[Begin Records shown]
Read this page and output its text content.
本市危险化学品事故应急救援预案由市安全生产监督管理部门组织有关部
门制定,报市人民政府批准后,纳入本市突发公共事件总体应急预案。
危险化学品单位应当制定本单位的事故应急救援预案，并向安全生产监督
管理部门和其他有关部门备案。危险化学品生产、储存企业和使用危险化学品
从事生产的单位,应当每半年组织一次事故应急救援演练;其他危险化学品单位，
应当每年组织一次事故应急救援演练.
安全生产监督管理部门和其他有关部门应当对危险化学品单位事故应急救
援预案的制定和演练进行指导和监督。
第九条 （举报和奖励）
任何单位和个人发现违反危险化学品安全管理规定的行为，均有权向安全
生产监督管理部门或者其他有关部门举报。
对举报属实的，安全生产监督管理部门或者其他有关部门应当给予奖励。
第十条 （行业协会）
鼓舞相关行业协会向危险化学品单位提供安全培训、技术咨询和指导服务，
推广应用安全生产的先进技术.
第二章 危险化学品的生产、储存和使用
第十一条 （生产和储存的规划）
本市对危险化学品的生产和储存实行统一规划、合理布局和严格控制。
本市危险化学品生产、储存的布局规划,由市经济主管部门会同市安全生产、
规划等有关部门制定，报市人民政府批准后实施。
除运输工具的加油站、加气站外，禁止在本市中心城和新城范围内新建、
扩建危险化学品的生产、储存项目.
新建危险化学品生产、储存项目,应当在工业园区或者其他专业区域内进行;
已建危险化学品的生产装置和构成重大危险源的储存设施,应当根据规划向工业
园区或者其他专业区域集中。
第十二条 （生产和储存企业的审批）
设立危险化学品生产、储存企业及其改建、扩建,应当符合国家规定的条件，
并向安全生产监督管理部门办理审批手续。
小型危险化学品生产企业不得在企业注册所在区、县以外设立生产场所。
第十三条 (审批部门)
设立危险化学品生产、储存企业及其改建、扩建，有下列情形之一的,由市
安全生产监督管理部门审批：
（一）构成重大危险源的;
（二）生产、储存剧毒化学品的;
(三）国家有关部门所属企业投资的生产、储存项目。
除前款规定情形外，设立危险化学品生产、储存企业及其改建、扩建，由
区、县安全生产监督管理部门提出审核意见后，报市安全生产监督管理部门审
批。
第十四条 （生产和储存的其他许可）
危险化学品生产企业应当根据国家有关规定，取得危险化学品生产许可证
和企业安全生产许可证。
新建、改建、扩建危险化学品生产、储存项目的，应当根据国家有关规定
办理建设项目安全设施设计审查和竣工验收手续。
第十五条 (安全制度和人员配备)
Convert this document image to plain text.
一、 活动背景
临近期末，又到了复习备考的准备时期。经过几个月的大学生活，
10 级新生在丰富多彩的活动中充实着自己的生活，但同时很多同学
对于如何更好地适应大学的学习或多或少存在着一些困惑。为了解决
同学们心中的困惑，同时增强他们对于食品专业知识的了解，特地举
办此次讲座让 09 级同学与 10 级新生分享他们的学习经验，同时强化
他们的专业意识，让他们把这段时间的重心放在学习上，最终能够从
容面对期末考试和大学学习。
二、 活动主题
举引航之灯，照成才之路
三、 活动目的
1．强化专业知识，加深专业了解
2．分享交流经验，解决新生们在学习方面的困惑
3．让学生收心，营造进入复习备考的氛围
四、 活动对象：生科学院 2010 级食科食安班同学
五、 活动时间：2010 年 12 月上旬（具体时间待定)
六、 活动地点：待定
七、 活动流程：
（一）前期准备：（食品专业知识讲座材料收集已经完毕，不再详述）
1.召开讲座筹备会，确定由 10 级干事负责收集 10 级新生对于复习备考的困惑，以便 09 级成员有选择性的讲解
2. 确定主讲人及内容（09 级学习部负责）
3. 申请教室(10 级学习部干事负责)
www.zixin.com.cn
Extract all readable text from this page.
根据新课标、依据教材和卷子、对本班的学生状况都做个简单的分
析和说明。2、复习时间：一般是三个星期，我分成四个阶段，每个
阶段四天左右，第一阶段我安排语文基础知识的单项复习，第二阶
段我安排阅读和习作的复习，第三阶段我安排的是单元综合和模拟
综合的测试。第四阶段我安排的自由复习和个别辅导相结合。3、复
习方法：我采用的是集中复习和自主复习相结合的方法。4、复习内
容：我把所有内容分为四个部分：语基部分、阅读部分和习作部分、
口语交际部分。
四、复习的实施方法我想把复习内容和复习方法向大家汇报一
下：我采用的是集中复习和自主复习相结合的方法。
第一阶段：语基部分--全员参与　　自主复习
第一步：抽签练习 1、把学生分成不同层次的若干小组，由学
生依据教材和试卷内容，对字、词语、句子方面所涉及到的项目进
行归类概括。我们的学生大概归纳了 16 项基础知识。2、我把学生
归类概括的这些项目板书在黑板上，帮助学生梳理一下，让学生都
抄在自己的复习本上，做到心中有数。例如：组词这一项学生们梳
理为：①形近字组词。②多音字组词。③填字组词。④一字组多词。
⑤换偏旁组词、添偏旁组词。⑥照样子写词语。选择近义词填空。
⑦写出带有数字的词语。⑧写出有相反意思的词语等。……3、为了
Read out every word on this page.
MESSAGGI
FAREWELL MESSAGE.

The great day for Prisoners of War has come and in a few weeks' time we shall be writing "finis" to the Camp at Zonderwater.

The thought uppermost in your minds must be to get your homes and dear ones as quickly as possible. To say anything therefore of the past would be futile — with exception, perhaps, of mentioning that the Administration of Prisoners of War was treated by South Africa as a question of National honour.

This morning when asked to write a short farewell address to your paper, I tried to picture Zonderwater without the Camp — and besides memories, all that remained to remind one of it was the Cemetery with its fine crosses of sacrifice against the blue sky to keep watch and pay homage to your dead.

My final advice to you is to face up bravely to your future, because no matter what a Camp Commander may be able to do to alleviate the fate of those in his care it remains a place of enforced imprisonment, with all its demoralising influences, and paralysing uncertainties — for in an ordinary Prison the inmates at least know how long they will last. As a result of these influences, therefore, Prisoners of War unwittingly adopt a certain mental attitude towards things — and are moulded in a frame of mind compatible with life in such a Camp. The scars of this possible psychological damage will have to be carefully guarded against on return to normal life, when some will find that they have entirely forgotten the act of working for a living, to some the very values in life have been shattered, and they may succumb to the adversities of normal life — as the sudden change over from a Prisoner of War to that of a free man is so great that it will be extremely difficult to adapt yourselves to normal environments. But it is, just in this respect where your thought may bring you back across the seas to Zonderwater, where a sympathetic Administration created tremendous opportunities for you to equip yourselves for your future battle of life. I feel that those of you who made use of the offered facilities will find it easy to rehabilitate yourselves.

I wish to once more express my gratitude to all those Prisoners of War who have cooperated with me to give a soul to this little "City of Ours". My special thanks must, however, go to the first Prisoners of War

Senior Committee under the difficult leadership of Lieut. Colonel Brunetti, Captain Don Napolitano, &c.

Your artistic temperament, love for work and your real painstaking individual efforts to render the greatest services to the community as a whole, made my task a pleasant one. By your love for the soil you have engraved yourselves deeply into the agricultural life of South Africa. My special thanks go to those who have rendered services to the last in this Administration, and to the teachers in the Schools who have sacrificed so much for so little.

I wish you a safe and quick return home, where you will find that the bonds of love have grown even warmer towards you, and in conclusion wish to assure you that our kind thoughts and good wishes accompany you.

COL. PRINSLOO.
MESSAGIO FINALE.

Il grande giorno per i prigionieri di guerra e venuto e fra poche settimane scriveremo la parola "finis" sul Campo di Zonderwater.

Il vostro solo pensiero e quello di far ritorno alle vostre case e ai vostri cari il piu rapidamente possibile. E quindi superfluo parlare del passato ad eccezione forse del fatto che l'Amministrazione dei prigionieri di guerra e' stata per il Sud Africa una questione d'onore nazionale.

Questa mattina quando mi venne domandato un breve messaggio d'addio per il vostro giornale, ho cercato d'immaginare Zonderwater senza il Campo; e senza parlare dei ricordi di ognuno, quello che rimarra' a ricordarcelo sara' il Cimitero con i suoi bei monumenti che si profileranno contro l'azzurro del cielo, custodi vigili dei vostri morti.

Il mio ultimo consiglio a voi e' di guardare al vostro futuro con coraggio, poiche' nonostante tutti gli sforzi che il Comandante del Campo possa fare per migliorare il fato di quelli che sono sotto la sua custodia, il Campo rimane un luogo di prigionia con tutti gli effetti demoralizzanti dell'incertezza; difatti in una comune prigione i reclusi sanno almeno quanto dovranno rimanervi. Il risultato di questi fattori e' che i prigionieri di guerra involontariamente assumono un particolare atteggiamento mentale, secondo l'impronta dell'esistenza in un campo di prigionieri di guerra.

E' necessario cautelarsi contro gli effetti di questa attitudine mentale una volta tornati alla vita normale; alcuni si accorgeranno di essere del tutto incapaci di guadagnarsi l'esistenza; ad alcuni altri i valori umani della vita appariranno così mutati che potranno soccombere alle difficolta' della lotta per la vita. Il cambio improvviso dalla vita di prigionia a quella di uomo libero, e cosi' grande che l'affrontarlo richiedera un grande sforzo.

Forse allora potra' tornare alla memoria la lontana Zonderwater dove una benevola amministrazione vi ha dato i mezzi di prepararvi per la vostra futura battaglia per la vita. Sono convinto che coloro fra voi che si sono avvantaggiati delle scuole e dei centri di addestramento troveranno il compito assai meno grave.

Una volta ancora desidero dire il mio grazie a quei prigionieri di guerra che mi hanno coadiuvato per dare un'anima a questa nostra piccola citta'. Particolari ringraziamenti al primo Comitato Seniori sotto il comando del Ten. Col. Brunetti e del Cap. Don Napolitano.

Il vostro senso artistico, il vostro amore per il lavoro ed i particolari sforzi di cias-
[End Records shown]
# Objective:
From the entries above, copy out every line where the string "volta" appears.

# Exercise response:
E' necessario cautelarsi contro gli effetti di questa attitudine mentale una volta tornati alla vita normale; alcuni si accorgeranno di essere del tutto incapaci di guadagnarsi l'esistenza; ad alcuni altri i valori umani della vita appariranno così mutati che potranno soccombere alle difficolta' della lotta per la vita. Il cambio improvviso dalla vita di prigionia a quella di uomo libero, e cosi' grande che l'affrontarlo richiedera un grande sforzo.
Una volta ancora desidero dire il mio grazie a quei prigionieri di guerra che mi hanno coadiuvato per dare un'anima a questa nostra piccola citta'. Particolari ringraziamenti al primo Comitato Seniori sotto il comando del Ten. Col. Brunetti e del Cap. Don Napolitano.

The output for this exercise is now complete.